- Problem to work on -
Output the entries below exactly as written, omitting pictures.

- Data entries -
□ □ □ □
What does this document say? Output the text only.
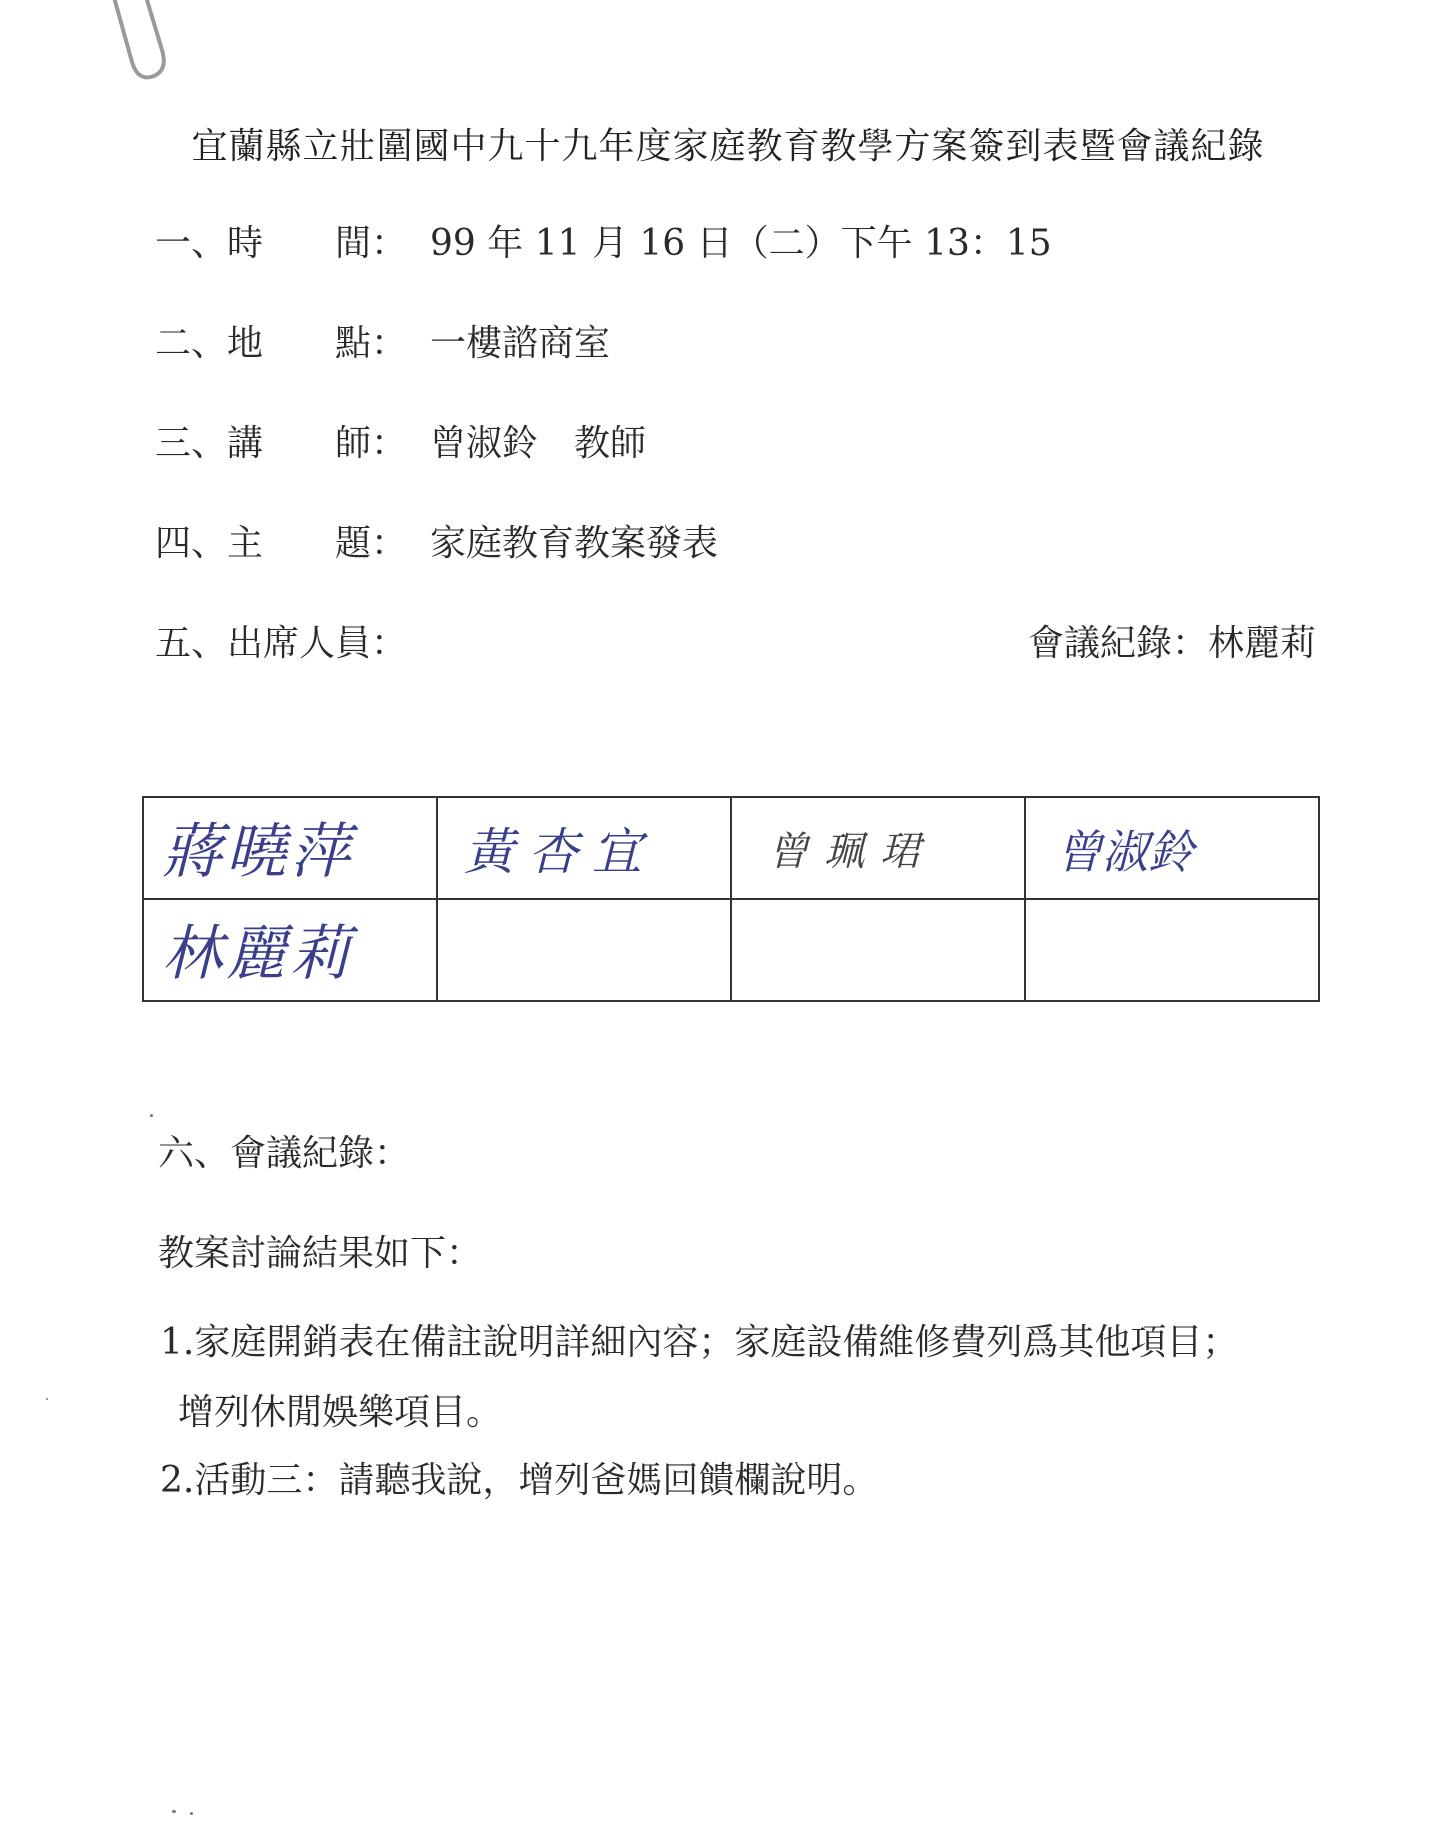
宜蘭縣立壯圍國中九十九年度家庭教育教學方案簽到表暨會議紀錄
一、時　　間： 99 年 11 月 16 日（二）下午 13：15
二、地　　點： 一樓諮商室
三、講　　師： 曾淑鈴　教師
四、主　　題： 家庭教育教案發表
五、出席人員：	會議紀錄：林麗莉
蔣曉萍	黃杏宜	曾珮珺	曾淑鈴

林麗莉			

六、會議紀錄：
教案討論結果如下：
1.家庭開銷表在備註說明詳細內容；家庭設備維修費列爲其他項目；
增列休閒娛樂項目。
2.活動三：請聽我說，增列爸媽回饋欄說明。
□ □ □ □
- Answer for this exercise -
What does this document say? Output the text only.
宜蘭縣立壯圍國中九十九年度家庭教育教學方案簽到表暨會議紀錄
一、時　　間： 99 年 11 月 16 日（二）下午 13：15
二、地　　點： 一樓諮商室
三、講　　師： 曾淑鈴　教師
四、主　　題： 家庭教育教案發表
五、出席人員：	會議紀錄：林麗莉
蔣曉萍	黃杏宜	曾珮珺	曾淑鈴

林麗莉			

六、會議紀錄：
教案討論結果如下：
1.家庭開銷表在備註說明詳細內容；家庭設備維修費列爲其他項目；
增列休閒娛樂項目。
2.活動三：請聽我說，增列爸媽回饋欄說明。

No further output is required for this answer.